##### Listed entries

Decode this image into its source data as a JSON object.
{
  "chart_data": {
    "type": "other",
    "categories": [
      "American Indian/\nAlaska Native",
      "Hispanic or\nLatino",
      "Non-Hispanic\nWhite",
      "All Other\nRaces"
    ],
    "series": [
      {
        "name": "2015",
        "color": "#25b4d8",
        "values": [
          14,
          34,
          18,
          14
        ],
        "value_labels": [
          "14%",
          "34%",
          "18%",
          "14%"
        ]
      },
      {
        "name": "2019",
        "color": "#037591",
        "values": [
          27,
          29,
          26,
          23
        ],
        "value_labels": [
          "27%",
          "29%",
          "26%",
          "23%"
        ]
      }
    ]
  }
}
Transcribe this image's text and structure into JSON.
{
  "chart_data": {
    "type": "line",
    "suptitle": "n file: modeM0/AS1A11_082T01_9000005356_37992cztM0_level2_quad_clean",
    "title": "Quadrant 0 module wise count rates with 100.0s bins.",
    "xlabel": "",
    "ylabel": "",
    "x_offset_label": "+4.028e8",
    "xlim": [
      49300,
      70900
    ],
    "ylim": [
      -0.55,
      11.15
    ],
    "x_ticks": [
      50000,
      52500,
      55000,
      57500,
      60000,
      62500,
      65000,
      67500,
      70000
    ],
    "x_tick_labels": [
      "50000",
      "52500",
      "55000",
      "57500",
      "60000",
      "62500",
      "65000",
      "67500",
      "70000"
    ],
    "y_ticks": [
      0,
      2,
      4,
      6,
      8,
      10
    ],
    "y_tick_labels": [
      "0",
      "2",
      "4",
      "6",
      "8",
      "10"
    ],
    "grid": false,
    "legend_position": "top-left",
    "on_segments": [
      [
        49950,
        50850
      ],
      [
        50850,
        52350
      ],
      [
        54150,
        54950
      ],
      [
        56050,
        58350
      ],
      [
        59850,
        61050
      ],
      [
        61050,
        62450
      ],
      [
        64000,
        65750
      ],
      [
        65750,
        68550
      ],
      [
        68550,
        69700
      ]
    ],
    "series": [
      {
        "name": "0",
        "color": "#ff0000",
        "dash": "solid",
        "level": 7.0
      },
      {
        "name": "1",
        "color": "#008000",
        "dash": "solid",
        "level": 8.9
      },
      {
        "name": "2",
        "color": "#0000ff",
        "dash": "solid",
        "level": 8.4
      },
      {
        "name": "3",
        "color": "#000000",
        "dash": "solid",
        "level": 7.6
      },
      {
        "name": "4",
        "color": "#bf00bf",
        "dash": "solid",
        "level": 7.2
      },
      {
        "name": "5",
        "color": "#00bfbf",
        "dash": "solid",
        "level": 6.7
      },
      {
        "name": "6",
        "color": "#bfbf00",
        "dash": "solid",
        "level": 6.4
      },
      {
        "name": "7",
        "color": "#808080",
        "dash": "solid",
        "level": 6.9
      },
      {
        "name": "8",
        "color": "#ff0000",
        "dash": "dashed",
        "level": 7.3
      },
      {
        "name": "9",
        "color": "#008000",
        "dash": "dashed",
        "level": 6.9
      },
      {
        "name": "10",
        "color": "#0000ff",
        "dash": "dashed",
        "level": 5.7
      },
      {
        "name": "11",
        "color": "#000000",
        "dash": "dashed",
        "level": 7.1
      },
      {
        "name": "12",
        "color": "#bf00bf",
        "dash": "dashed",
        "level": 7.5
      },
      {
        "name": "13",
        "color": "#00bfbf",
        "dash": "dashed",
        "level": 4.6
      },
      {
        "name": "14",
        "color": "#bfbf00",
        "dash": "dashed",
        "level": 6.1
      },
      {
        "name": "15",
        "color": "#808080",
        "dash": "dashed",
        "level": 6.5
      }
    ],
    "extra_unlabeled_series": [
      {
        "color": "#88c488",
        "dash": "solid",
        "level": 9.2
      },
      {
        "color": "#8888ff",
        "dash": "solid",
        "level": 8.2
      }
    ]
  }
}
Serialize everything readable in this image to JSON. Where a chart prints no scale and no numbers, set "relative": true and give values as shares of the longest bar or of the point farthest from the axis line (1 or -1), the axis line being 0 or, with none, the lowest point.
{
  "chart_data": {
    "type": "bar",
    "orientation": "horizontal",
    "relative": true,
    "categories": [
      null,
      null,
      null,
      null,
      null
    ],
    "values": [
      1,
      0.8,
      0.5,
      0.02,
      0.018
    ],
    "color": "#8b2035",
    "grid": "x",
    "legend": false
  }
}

##########

▶ **Task goal**
Looking at the data above, show all lines where the word "values" occurs.

▶ **Result of this exercise**
        "values": [
        "values": [
Serialize everything readable in this image to JSON. Where a chart prints no scale and no numbers, set "relative": true and give values as shares of the longest bar or of the point farthest from the axis line (1 or -1), the axis line being 0 or, with none, the lowest point.
    "values": [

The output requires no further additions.